● **Given data**:
>>>
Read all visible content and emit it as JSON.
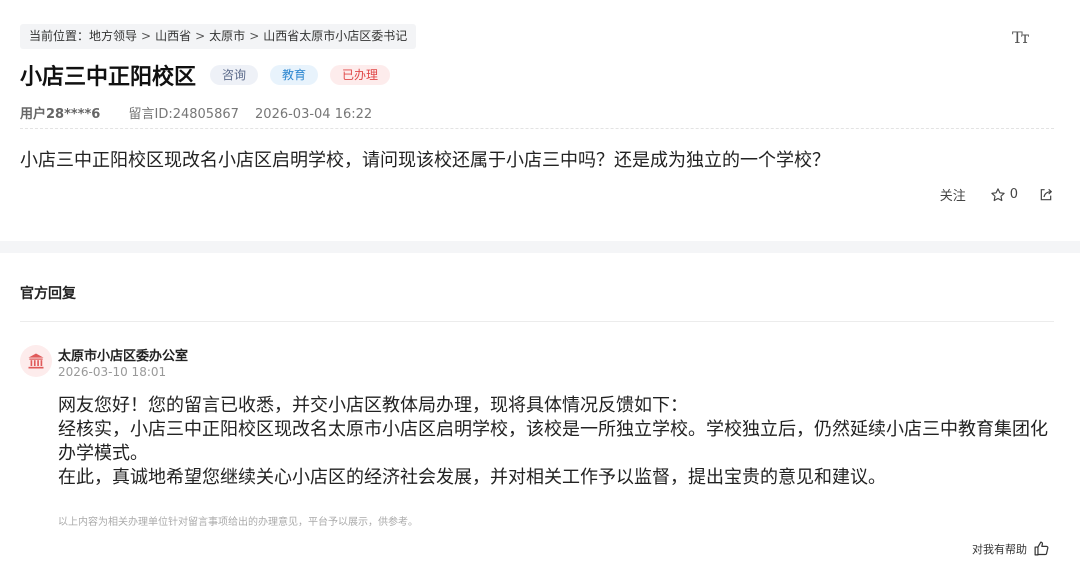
{
  "breadcrumb": {
    "prefix": "当前位置：",
    "items": [
      "地方领导",
      "山西省",
      "太原市",
      "山西省太原市小店区委书记"
    ],
    "separator": ">"
  },
  "font_toggle": "Tт",
  "post": {
    "title": "小店三中正阳校区",
    "tags": {
      "consult": "咨询",
      "education": "教育",
      "status": "已办理"
    },
    "user": "用户28****6",
    "message_id": "留言ID:24805867",
    "datetime": "2026-03-04 16:22",
    "question": "小店三中正阳校区现改名小店区启明学校，请问现该校还属于小店三中吗？还是成为独立的一个学校？"
  },
  "actions": {
    "follow_label": "关注",
    "like_count": "0"
  },
  "official": {
    "section_title": "官方回复",
    "department": "太原市小店区委办公室",
    "reply_time": "2026-03-10 18:01",
    "paragraphs": [
      "网友您好！您的留言已收悉，并交小店区教体局办理，现将具体情况反馈如下：",
      "经核实，小店三中正阳校区现改名太原市小店区启明学校，该校是一所独立学校。学校独立后，仍然延续小店三中教育集团化办学模式。",
      "在此，真诚地希望您继续关心小店区的经济社会发展，并对相关工作予以监督，提出宝贵的意见和建议。"
    ],
    "disclaimer": "以上内容为相关办理单位针对留言事项给出的办理意见，平台予以展示，供参考。",
    "helpful_label": "对我有帮助"
  },
  "colors": {
    "tag_status": "#e04848",
    "tag_education": "#2b86d0",
    "tag_consult": "#5b6a8a",
    "avatar_icon": "#e05a5a"
  },
  "icons": [
    "font-size-icon",
    "star-icon",
    "share-icon",
    "government-building-icon",
    "thumbs-up-icon"
  ]
}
<<<
● **Exercise**:
Your copy should match the records word for word, with the pictures removed.

● **Result of this task**:
Read all visible content and emit it as JSON.
{
  "breadcrumb": {
    "prefix": "当前位置：",
    "items": [
      "地方领导",
      "山西省",
      "太原市",
      "山西省太原市小店区委书记"
    ],
    "separator": ">"
  },
  "font_toggle": "Tт",
  "post": {
    "title": "小店三中正阳校区",
    "tags": {
      "consult": "咨询",
      "education": "教育",
      "status": "已办理"
    },
    "user": "用户28****6",
    "message_id": "留言ID:24805867",
    "datetime": "2026-03-04 16:22",
    "question": "小店三中正阳校区现改名小店区启明学校，请问现该校还属于小店三中吗？还是成为独立的一个学校？"
  },
  "actions": {
    "follow_label": "关注",
    "like_count": "0"
  },
  "official": {
    "section_title": "官方回复",
    "department": "太原市小店区委办公室",
    "reply_time": "2026-03-10 18:01",
    "paragraphs": [
      "网友您好！您的留言已收悉，并交小店区教体局办理，现将具体情况反馈如下：",
      "经核实，小店三中正阳校区现改名太原市小店区启明学校，该校是一所独立学校。学校独立后，仍然延续小店三中教育集团化办学模式。",
      "在此，真诚地希望您继续关心小店区的经济社会发展，并对相关工作予以监督，提出宝贵的意见和建议。"
    ],
    "disclaimer": "以上内容为相关办理单位针对留言事项给出的办理意见，平台予以展示，供参考。",
    "helpful_label": "对我有帮助"
  },
  "colors": {
    "tag_status": "#e04848",
    "tag_education": "#2b86d0",
    "tag_consult": "#5b6a8a",
    "avatar_icon": "#e05a5a"
  },
  "icons": [
    "font-size-icon",
    "star-icon",
    "share-icon",
    "government-building-icon",
    "thumbs-up-icon"
  ]
}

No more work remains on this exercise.